== What you have to do ==
Leaving out all images, write out the records that follow exactly.

== Data for processing ==
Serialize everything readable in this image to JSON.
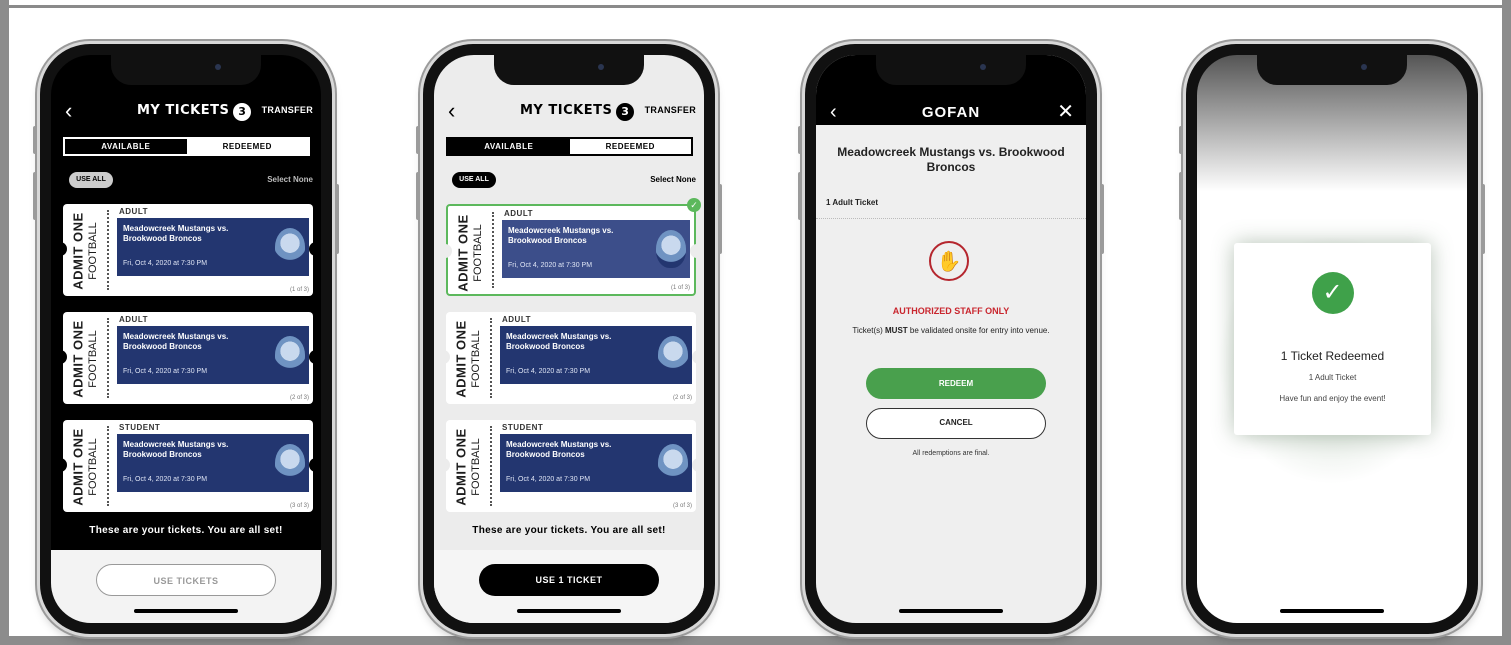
{
  "ticket_app": {
    "back_icon": "chevron-left-icon",
    "title": "MY TICKETS",
    "ticket_count": "3",
    "transfer": "TRANSFER",
    "tabs": {
      "available": "AVAILABLE",
      "redeemed": "REDEEMED"
    },
    "use_all": "USE ALL",
    "select_none": "Select None",
    "tickets": [
      {
        "admit": "ADMIT ONE",
        "sport": "FOOTBALL",
        "category": "ADULT",
        "game": "Meadowcreek Mustangs vs. Brookwood Broncos",
        "date": "Fri, Oct 4, 2020 at 7:30 PM",
        "number": "(1 of 3)"
      },
      {
        "admit": "ADMIT ONE",
        "sport": "FOOTBALL",
        "category": "ADULT",
        "game": "Meadowcreek Mustangs vs. Brookwood Broncos",
        "date": "Fri, Oct 4, 2020 at 7:30 PM",
        "number": "(2 of 3)"
      },
      {
        "admit": "ADMIT ONE",
        "sport": "FOOTBALL",
        "category": "STUDENT",
        "game": "Meadowcreek Mustangs vs. Brookwood Broncos",
        "date": "Fri, Oct 4, 2020 at 7:30 PM",
        "number": "(3 of 3)"
      }
    ],
    "all_set": "These are your tickets. You are all set!",
    "use_tickets": "USE TICKETS",
    "use_one_ticket": "USE 1 TICKET"
  },
  "redeem_screen": {
    "logo": "GOFAN",
    "close_icon": "close-icon",
    "event": "Meadowcreek Mustangs vs. Brookwood Broncos",
    "ticket_line": "1 Adult Ticket",
    "auth": "AUTHORIZED STAFF ONLY",
    "must_pre": "Ticket(s)",
    "must_bold": "MUST",
    "must_post": "be validated onsite for entry into venue.",
    "redeem": "REDEEM",
    "cancel": "CANCEL",
    "final": "All redemptions are final."
  },
  "success_screen": {
    "check_icon": "checkmark-icon",
    "title": "1 Ticket Redeemed",
    "sub": "1 Adult Ticket",
    "message": "Have fun and enjoy the event!"
  },
  "colors": {
    "navy": "#233670",
    "green": "#49a04d",
    "red": "#c9262e",
    "black": "#000000"
  }
}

== Solution to the problem ==
Serialize everything readable in this image to JSON.
{
  "ticket_app": {
    "back_icon": "chevron-left-icon",
    "title": "MY TICKETS",
    "ticket_count": "3",
    "transfer": "TRANSFER",
    "tabs": {
      "available": "AVAILABLE",
      "redeemed": "REDEEMED"
    },
    "use_all": "USE ALL",
    "select_none": "Select None",
    "tickets": [
      {
        "admit": "ADMIT ONE",
        "sport": "FOOTBALL",
        "category": "ADULT",
        "game": "Meadowcreek Mustangs vs. Brookwood Broncos",
        "date": "Fri, Oct 4, 2020 at 7:30 PM",
        "number": "(1 of 3)"
      },
      {
        "admit": "ADMIT ONE",
        "sport": "FOOTBALL",
        "category": "ADULT",
        "game": "Meadowcreek Mustangs vs. Brookwood Broncos",
        "date": "Fri, Oct 4, 2020 at 7:30 PM",
        "number": "(2 of 3)"
      },
      {
        "admit": "ADMIT ONE",
        "sport": "FOOTBALL",
        "category": "STUDENT",
        "game": "Meadowcreek Mustangs vs. Brookwood Broncos",
        "date": "Fri, Oct 4, 2020 at 7:30 PM",
        "number": "(3 of 3)"
      }
    ],
    "all_set": "These are your tickets. You are all set!",
    "use_tickets": "USE TICKETS",
    "use_one_ticket": "USE 1 TICKET"
  },
  "redeem_screen": {
    "logo": "GOFAN",
    "close_icon": "close-icon",
    "event": "Meadowcreek Mustangs vs. Brookwood Broncos",
    "ticket_line": "1 Adult Ticket",
    "auth": "AUTHORIZED STAFF ONLY",
    "must_pre": "Ticket(s)",
    "must_bold": "MUST",
    "must_post": "be validated onsite for entry into venue.",
    "redeem": "REDEEM",
    "cancel": "CANCEL",
    "final": "All redemptions are final."
  },
  "success_screen": {
    "check_icon": "checkmark-icon",
    "title": "1 Ticket Redeemed",
    "sub": "1 Adult Ticket",
    "message": "Have fun and enjoy the event!"
  },
  "colors": {
    "navy": "#233670",
    "green": "#49a04d",
    "red": "#c9262e",
    "black": "#000000"
  }
}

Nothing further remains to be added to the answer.